━━ Given data

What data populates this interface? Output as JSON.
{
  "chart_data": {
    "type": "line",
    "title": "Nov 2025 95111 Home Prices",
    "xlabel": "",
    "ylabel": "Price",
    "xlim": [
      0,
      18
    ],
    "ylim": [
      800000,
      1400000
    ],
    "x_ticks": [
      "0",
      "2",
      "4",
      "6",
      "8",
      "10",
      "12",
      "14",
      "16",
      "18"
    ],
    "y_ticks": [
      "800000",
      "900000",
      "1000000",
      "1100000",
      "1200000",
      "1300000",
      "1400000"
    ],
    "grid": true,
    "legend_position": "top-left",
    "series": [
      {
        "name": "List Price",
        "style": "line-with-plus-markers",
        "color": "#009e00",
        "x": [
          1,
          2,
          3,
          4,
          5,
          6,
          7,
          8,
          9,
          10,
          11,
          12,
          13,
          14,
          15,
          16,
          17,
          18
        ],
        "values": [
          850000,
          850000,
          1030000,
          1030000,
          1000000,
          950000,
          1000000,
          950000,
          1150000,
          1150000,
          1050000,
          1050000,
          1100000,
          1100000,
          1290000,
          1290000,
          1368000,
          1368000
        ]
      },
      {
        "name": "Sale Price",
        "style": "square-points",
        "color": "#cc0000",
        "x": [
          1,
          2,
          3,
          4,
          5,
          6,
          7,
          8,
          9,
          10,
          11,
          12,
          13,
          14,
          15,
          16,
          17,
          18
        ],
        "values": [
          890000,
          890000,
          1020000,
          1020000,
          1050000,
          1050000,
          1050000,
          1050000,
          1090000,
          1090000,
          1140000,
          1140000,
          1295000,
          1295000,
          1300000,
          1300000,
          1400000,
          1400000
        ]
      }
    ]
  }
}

━━━━

-- Request --
Output all of the data above without any alteration.

-- Answer to this problem --
What data populates this interface? Output as JSON.
{
  "chart_data": {
    "type": "line",
    "title": "Nov 2025 95111 Home Prices",
    "xlabel": "",
    "ylabel": "Price",
    "xlim": [
      0,
      18
    ],
    "ylim": [
      800000,
      1400000
    ],
    "x_ticks": [
      "0",
      "2",
      "4",
      "6",
      "8",
      "10",
      "12",
      "14",
      "16",
      "18"
    ],
    "y_ticks": [
      "800000",
      "900000",
      "1000000",
      "1100000",
      "1200000",
      "1300000",
      "1400000"
    ],
    "grid": true,
    "legend_position": "top-left",
    "series": [
      {
        "name": "List Price",
        "style": "line-with-plus-markers",
        "color": "#009e00",
        "x": [
          1,
          2,
          3,
          4,
          5,
          6,
          7,
          8,
          9,
          10,
          11,
          12,
          13,
          14,
          15,
          16,
          17,
          18
        ],
        "values": [
          850000,
          850000,
          1030000,
          1030000,
          1000000,
          950000,
          1000000,
          950000,
          1150000,
          1150000,
          1050000,
          1050000,
          1100000,
          1100000,
          1290000,
          1290000,
          1368000,
          1368000
        ]
      },
      {
        "name": "Sale Price",
        "style": "square-points",
        "color": "#cc0000",
        "x": [
          1,
          2,
          3,
          4,
          5,
          6,
          7,
          8,
          9,
          10,
          11,
          12,
          13,
          14,
          15,
          16,
          17,
          18
        ],
        "values": [
          890000,
          890000,
          1020000,
          1020000,
          1050000,
          1050000,
          1050000,
          1050000,
          1090000,
          1090000,
          1140000,
          1140000,
          1295000,
          1295000,
          1300000,
          1300000,
          1400000,
          1400000
        ]
      }
    ]
  }
}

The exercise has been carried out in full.